Exercise details
Take the material and output all of it exactly.

Provided information
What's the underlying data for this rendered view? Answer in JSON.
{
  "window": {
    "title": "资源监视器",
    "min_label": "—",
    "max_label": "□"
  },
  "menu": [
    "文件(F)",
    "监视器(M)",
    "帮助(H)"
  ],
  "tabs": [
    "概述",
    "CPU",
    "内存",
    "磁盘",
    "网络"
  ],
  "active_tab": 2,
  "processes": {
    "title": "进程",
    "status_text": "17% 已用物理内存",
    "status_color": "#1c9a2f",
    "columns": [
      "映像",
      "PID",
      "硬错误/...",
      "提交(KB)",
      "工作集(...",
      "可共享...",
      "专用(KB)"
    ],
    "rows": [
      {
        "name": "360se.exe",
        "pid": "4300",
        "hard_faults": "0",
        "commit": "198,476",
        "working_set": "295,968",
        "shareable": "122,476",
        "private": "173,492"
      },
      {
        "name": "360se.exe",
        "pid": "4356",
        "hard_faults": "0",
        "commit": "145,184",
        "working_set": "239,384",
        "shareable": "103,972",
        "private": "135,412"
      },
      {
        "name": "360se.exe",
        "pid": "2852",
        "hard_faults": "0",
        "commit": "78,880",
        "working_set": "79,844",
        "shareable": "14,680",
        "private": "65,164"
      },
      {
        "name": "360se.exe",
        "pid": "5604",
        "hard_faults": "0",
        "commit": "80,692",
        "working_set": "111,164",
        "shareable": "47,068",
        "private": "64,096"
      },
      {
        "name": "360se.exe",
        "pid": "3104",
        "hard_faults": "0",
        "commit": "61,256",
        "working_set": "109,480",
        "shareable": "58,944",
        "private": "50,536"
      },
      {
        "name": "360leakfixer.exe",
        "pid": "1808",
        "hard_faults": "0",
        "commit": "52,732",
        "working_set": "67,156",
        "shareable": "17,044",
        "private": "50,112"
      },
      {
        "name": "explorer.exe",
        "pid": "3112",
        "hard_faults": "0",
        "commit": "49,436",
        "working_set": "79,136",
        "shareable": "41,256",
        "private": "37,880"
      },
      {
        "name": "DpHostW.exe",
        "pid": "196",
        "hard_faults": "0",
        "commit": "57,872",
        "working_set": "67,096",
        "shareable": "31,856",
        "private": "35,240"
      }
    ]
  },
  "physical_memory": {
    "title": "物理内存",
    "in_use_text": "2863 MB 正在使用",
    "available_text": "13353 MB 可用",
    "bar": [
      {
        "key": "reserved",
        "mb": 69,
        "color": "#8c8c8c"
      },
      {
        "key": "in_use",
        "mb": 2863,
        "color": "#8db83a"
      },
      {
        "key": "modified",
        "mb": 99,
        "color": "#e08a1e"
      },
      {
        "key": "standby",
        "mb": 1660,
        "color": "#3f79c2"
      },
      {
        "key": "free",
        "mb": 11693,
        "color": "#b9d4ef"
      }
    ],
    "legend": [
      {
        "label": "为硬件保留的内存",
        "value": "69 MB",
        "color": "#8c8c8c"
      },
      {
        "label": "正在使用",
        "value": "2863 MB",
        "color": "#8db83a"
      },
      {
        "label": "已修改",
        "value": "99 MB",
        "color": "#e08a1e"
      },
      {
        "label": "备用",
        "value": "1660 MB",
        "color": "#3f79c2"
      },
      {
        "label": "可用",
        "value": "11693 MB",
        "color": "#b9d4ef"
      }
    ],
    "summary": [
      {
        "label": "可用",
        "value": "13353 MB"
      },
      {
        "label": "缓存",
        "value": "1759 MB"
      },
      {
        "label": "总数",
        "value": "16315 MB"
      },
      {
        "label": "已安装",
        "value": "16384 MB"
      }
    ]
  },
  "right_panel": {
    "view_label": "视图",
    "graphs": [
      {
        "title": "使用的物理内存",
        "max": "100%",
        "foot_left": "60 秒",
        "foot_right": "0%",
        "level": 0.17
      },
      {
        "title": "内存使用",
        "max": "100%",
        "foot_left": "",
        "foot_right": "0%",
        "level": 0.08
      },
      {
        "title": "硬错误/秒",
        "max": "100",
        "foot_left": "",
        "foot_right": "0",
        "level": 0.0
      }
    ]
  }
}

Finished exercise
What's the underlying data for this rendered view? Answer in JSON.
{
  "window": {
    "title": "资源监视器",
    "min_label": "—",
    "max_label": "□"
  },
  "menu": [
    "文件(F)",
    "监视器(M)",
    "帮助(H)"
  ],
  "tabs": [
    "概述",
    "CPU",
    "内存",
    "磁盘",
    "网络"
  ],
  "active_tab": 2,
  "processes": {
    "title": "进程",
    "status_text": "17% 已用物理内存",
    "status_color": "#1c9a2f",
    "columns": [
      "映像",
      "PID",
      "硬错误/...",
      "提交(KB)",
      "工作集(...",
      "可共享...",
      "专用(KB)"
    ],
    "rows": [
      {
        "name": "360se.exe",
        "pid": "4300",
        "hard_faults": "0",
        "commit": "198,476",
        "working_set": "295,968",
        "shareable": "122,476",
        "private": "173,492"
      },
      {
        "name": "360se.exe",
        "pid": "4356",
        "hard_faults": "0",
        "commit": "145,184",
        "working_set": "239,384",
        "shareable": "103,972",
        "private": "135,412"
      },
      {
        "name": "360se.exe",
        "pid": "2852",
        "hard_faults": "0",
        "commit": "78,880",
        "working_set": "79,844",
        "shareable": "14,680",
        "private": "65,164"
      },
      {
        "name": "360se.exe",
        "pid": "5604",
        "hard_faults": "0",
        "commit": "80,692",
        "working_set": "111,164",
        "shareable": "47,068",
        "private": "64,096"
      },
      {
        "name": "360se.exe",
        "pid": "3104",
        "hard_faults": "0",
        "commit": "61,256",
        "working_set": "109,480",
        "shareable": "58,944",
        "private": "50,536"
      },
      {
        "name": "360leakfixer.exe",
        "pid": "1808",
        "hard_faults": "0",
        "commit": "52,732",
        "working_set": "67,156",
        "shareable": "17,044",
        "private": "50,112"
      },
      {
        "name": "explorer.exe",
        "pid": "3112",
        "hard_faults": "0",
        "commit": "49,436",
        "working_set": "79,136",
        "shareable": "41,256",
        "private": "37,880"
      },
      {
        "name": "DpHostW.exe",
        "pid": "196",
        "hard_faults": "0",
        "commit": "57,872",
        "working_set": "67,096",
        "shareable": "31,856",
        "private": "35,240"
      }
    ]
  },
  "physical_memory": {
    "title": "物理内存",
    "in_use_text": "2863 MB 正在使用",
    "available_text": "13353 MB 可用",
    "bar": [
      {
        "key": "reserved",
        "mb": 69,
        "color": "#8c8c8c"
      },
      {
        "key": "in_use",
        "mb": 2863,
        "color": "#8db83a"
      },
      {
        "key": "modified",
        "mb": 99,
        "color": "#e08a1e"
      },
      {
        "key": "standby",
        "mb": 1660,
        "color": "#3f79c2"
      },
      {
        "key": "free",
        "mb": 11693,
        "color": "#b9d4ef"
      }
    ],
    "legend": [
      {
        "label": "为硬件保留的内存",
        "value": "69 MB",
        "color": "#8c8c8c"
      },
      {
        "label": "正在使用",
        "value": "2863 MB",
        "color": "#8db83a"
      },
      {
        "label": "已修改",
        "value": "99 MB",
        "color": "#e08a1e"
      },
      {
        "label": "备用",
        "value": "1660 MB",
        "color": "#3f79c2"
      },
      {
        "label": "可用",
        "value": "11693 MB",
        "color": "#b9d4ef"
      }
    ],
    "summary": [
      {
        "label": "可用",
        "value": "13353 MB"
      },
      {
        "label": "缓存",
        "value": "1759 MB"
      },
      {
        "label": "总数",
        "value": "16315 MB"
      },
      {
        "label": "已安装",
        "value": "16384 MB"
      }
    ]
  },
  "right_panel": {
    "view_label": "视图",
    "graphs": [
      {
        "title": "使用的物理内存",
        "max": "100%",
        "foot_left": "60 秒",
        "foot_right": "0%",
        "level": 0.17
      },
      {
        "title": "内存使用",
        "max": "100%",
        "foot_left": "",
        "foot_right": "0%",
        "level": 0.08
      },
      {
        "title": "硬错误/秒",
        "max": "100",
        "foot_left": "",
        "foot_right": "0",
        "level": 0.0
      }
    ]
  }
}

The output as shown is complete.